§ **THE PROBLEM**: Retype the whole listing verbatim and keep the pictures out of it.

==========

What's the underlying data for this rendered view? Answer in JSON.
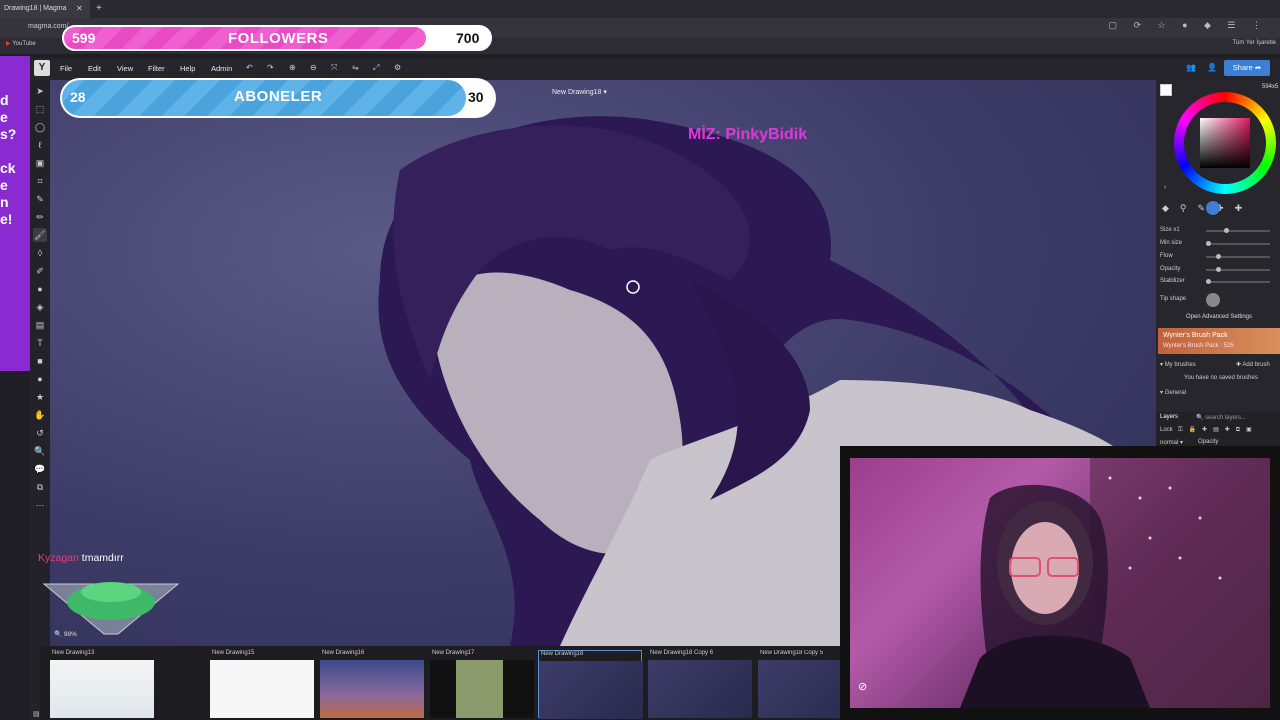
{
  "browser": {
    "tab_title": "Drawing18 | Magma",
    "url": "magma.com/",
    "bookmark": "YouTube",
    "bookmarks_right": "Tüm Yer İşaretle"
  },
  "overlay": {
    "followers": {
      "current": "599",
      "label": "FOLLOWERS",
      "goal": "700",
      "progress": 0.86
    },
    "subscribers": {
      "current": "28",
      "label": "ABONELER",
      "goal": "30",
      "progress": 0.93
    },
    "watermark": "MİZ: PinkyBidik"
  },
  "menu": {
    "items": [
      "File",
      "Edit",
      "View",
      "Filter",
      "Help",
      "Admin"
    ],
    "logo": "Y",
    "share_label": "Share"
  },
  "canvas": {
    "drawing_title": "New Drawing18"
  },
  "right_panel": {
    "resolution": "594x5",
    "size_label": "Size x1",
    "min_size": "Min size",
    "flow": "Flow",
    "opacity": "Opacity",
    "stabilizer": "Stabilizer",
    "tip_shape": "Tip shape",
    "advanced": "Open Advanced Settings",
    "pack_title": "Wynter's Brush Pack",
    "pack_sub": "Wynter's Brush Pack · 525",
    "my_brushes": "My brushes",
    "add_brush": "Add brush",
    "no_saved": "You have no saved brushes",
    "general": "General",
    "layers": "Layers",
    "search_layers": "search layers...",
    "lock": "Lock",
    "blend": "normal",
    "layer_opacity": "Opacity"
  },
  "chat": {
    "user": "Kyzagan",
    "message": "tmamdırr"
  },
  "zoom": "98%",
  "filmstrip": [
    {
      "label": "New Drawing13"
    },
    {
      "label": "New Drawing15"
    },
    {
      "label": "New Drawing16"
    },
    {
      "label": "New Drawing17"
    },
    {
      "label": "New Drawing18"
    },
    {
      "label": "New Drawing18 Copy 6"
    },
    {
      "label": "New Drawing18 Copy 5"
    }
  ],
  "colors": {
    "followers_fill": "#f05fd0",
    "subscribers_fill": "#5fb3e8",
    "watermark": "#e038d8",
    "share": "#3d7fd3",
    "promo": "#8a2bd2"
  }
}
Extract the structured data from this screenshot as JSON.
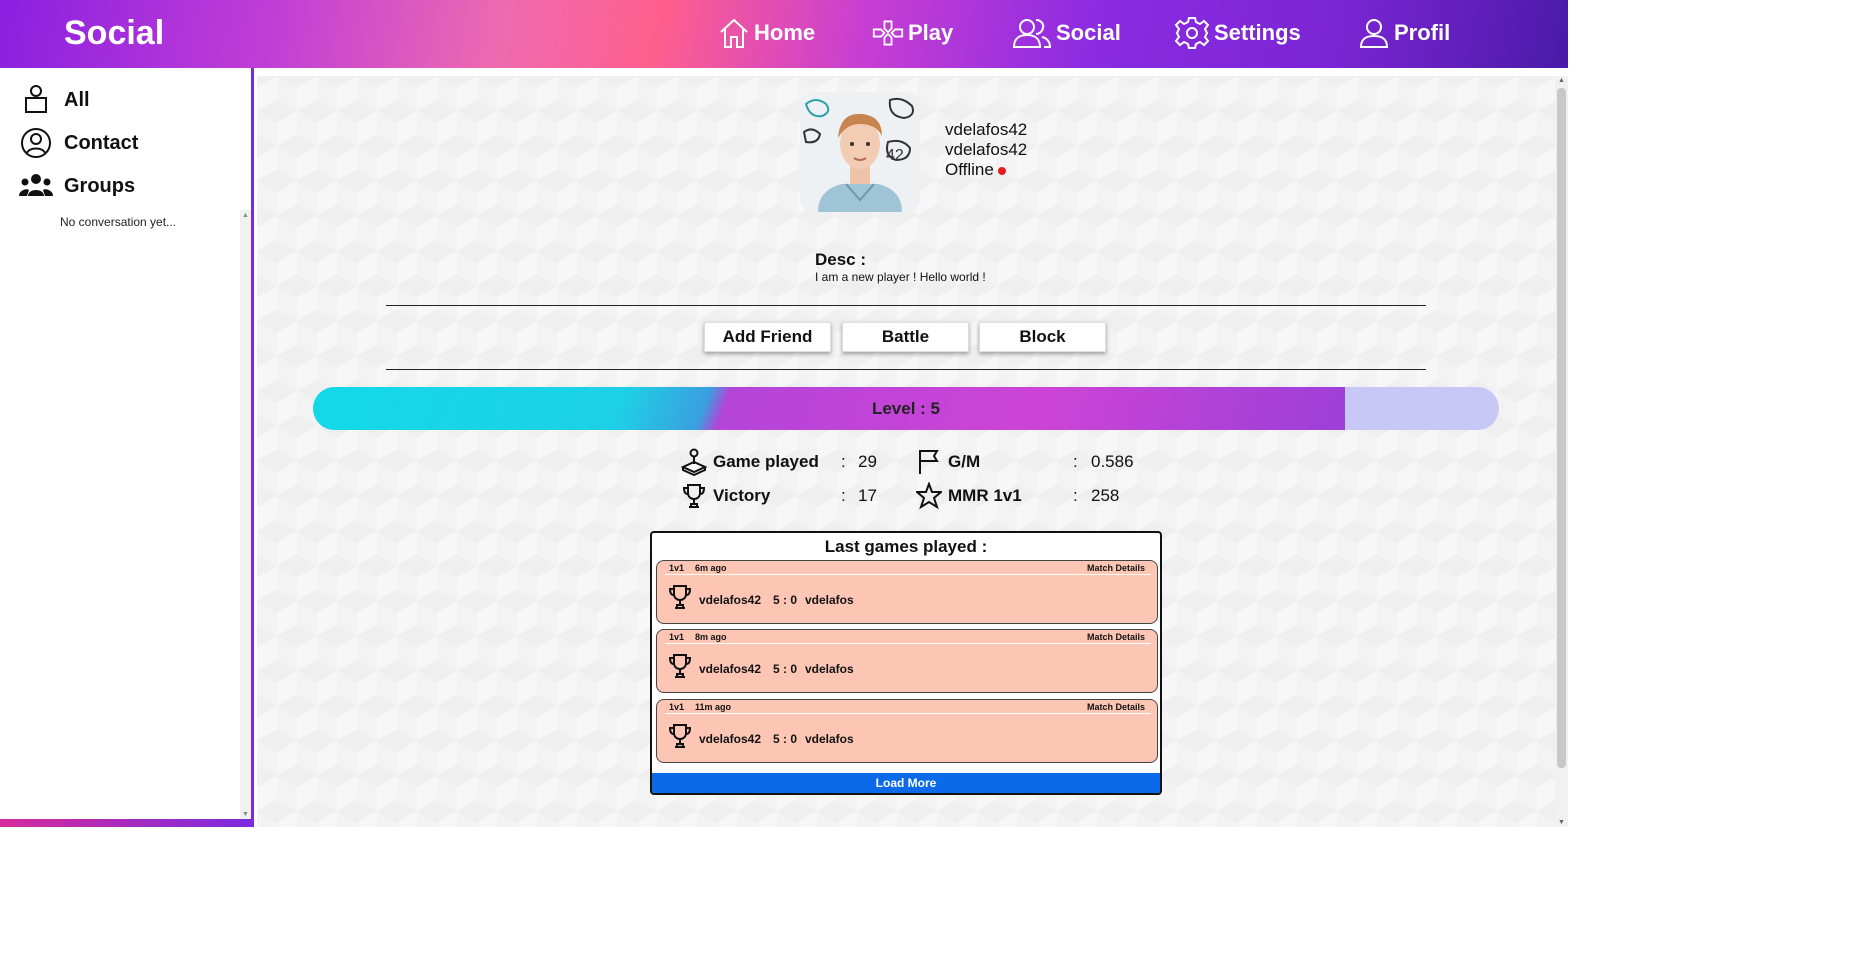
{
  "header": {
    "title": "Social",
    "nav": [
      {
        "label": "Home",
        "icon": "home-icon"
      },
      {
        "label": "Play",
        "icon": "gamepad-icon"
      },
      {
        "label": "Social",
        "icon": "users-icon"
      },
      {
        "label": "Settings",
        "icon": "gear-icon"
      },
      {
        "label": "Profil",
        "icon": "user-icon"
      }
    ]
  },
  "sidebar": {
    "items": [
      {
        "label": "All",
        "icon": "person-icon"
      },
      {
        "label": "Contact",
        "icon": "user-circle-icon"
      },
      {
        "label": "Groups",
        "icon": "group-icon"
      }
    ],
    "empty_text": "No conversation yet..."
  },
  "profile": {
    "username": "vdelafos42",
    "login": "vdelafos42",
    "status": "Offline",
    "status_color": "#e81919",
    "desc_title": "Desc :",
    "desc_text": "I am a new player ! Hello world !"
  },
  "actions": {
    "add_friend": "Add Friend",
    "battle": "Battle",
    "block": "Block"
  },
  "level": {
    "label": "Level : 5",
    "progress": 0.87
  },
  "stats": {
    "games_played": {
      "label": "Game played",
      "value": "29"
    },
    "victory": {
      "label": "Victory",
      "value": "17"
    },
    "gm": {
      "label": "G/M",
      "value": "0.586"
    },
    "mmr": {
      "label": "MMR 1v1",
      "value": "258"
    },
    "colon": ":"
  },
  "games": {
    "title": "Last games played :",
    "details_label": "Match Details",
    "load_more": "Load More",
    "list": [
      {
        "mode": "1v1",
        "ago": "6m ago",
        "player1": "vdelafos42",
        "score": "5 : 0",
        "player2": "vdelafos"
      },
      {
        "mode": "1v1",
        "ago": "8m ago",
        "player1": "vdelafos42",
        "score": "5 : 0",
        "player2": "vdelafos"
      },
      {
        "mode": "1v1",
        "ago": "11m ago",
        "player1": "vdelafos42",
        "score": "5 : 0",
        "player2": "vdelafos"
      }
    ]
  },
  "colors": {
    "accent": "#7a2be0",
    "game_card": "#fdc6b4",
    "load_more": "#0a6ae8"
  }
}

==========

§ **REPLY TO THE EXERCISE**:
What's the underlying data for this rendered view? Answer in JSON.
{
  "browser": {
    "tab_title": "Drawing18 | Magma",
    "url": "magma.com/",
    "bookmark": "YouTube",
    "bookmarks_right": "Tüm Yer İşaretle"
  },
  "overlay": {
    "followers": {
      "current": "599",
      "label": "FOLLOWERS",
      "goal": "700",
      "progress": 0.86
    },
    "subscribers": {
      "current": "28",
      "label": "ABONELER",
      "goal": "30",
      "progress": 0.93
    },
    "watermark": "MİZ: PinkyBidik"
  },
  "menu": {
    "items": [
      "File",
      "Edit",
      "View",
      "Filter",
      "Help",
      "Admin"
    ],
    "logo": "Y",
    "share_label": "Share"
  },
  "canvas": {
    "drawing_title": "New Drawing18"
  },
  "right_panel": {
    "resolution": "594x5",
    "size_label": "Size x1",
    "min_size": "Min size",
    "flow": "Flow",
    "opacity": "Opacity",
    "stabilizer": "Stabilizer",
    "tip_shape": "Tip shape",
    "advanced": "Open Advanced Settings",
    "pack_title": "Wynter's Brush Pack",
    "pack_sub": "Wynter's Brush Pack · 525",
    "my_brushes": "My brushes",
    "add_brush": "Add brush",
    "no_saved": "You have no saved brushes",
    "general": "General",
    "layers": "Layers",
    "search_layers": "search layers...",
    "lock": "Lock",
    "blend": "normal",
    "layer_opacity": "Opacity"
  },
  "chat": {
    "user": "Kyzagan",
    "message": "tmamdırr"
  },
  "zoom": "98%",
  "filmstrip": [
    {
      "label": "New Drawing13"
    },
    {
      "label": "New Drawing15"
    },
    {
      "label": "New Drawing16"
    },
    {
      "label": "New Drawing17"
    },
    {
      "label": "New Drawing18"
    },
    {
      "label": "New Drawing18 Copy 6"
    },
    {
      "label": "New Drawing18 Copy 5"
    }
  ],
  "colors": {
    "followers_fill": "#f05fd0",
    "subscribers_fill": "#5fb3e8",
    "watermark": "#e038d8",
    "share": "#3d7fd3",
    "promo": "#8a2bd2"
  }
}
Extract the structured data from this screenshot as JSON.
{
  "header": {
    "title": "Social",
    "nav": [
      {
        "label": "Home",
        "icon": "home-icon"
      },
      {
        "label": "Play",
        "icon": "gamepad-icon"
      },
      {
        "label": "Social",
        "icon": "users-icon"
      },
      {
        "label": "Settings",
        "icon": "gear-icon"
      },
      {
        "label": "Profil",
        "icon": "user-icon"
      }
    ]
  },
  "sidebar": {
    "items": [
      {
        "label": "All",
        "icon": "person-icon"
      },
      {
        "label": "Contact",
        "icon": "user-circle-icon"
      },
      {
        "label": "Groups",
        "icon": "group-icon"
      }
    ],
    "empty_text": "No conversation yet..."
  },
  "profile": {
    "username": "vdelafos42",
    "login": "vdelafos42",
    "status": "Offline",
    "status_color": "#e81919",
    "desc_title": "Desc :",
    "desc_text": "I am a new player ! Hello world !"
  },
  "actions": {
    "add_friend": "Add Friend",
    "battle": "Battle",
    "block": "Block"
  },
  "level": {
    "label": "Level : 5",
    "progress": 0.87
  },
  "stats": {
    "games_played": {
      "label": "Game played",
      "value": "29"
    },
    "victory": {
      "label": "Victory",
      "value": "17"
    },
    "gm": {
      "label": "G/M",
      "value": "0.586"
    },
    "mmr": {
      "label": "MMR 1v1",
      "value": "258"
    },
    "colon": ":"
  },
  "games": {
    "title": "Last games played :",
    "details_label": "Match Details",
    "load_more": "Load More",
    "list": [
      {
        "mode": "1v1",
        "ago": "6m ago",
        "player1": "vdelafos42",
        "score": "5 : 0",
        "player2": "vdelafos"
      },
      {
        "mode": "1v1",
        "ago": "8m ago",
        "player1": "vdelafos42",
        "score": "5 : 0",
        "player2": "vdelafos"
      },
      {
        "mode": "1v1",
        "ago": "11m ago",
        "player1": "vdelafos42",
        "score": "5 : 0",
        "player2": "vdelafos"
      }
    ]
  },
  "colors": {
    "accent": "#7a2be0",
    "game_card": "#fdc6b4",
    "load_more": "#0a6ae8"
  }
}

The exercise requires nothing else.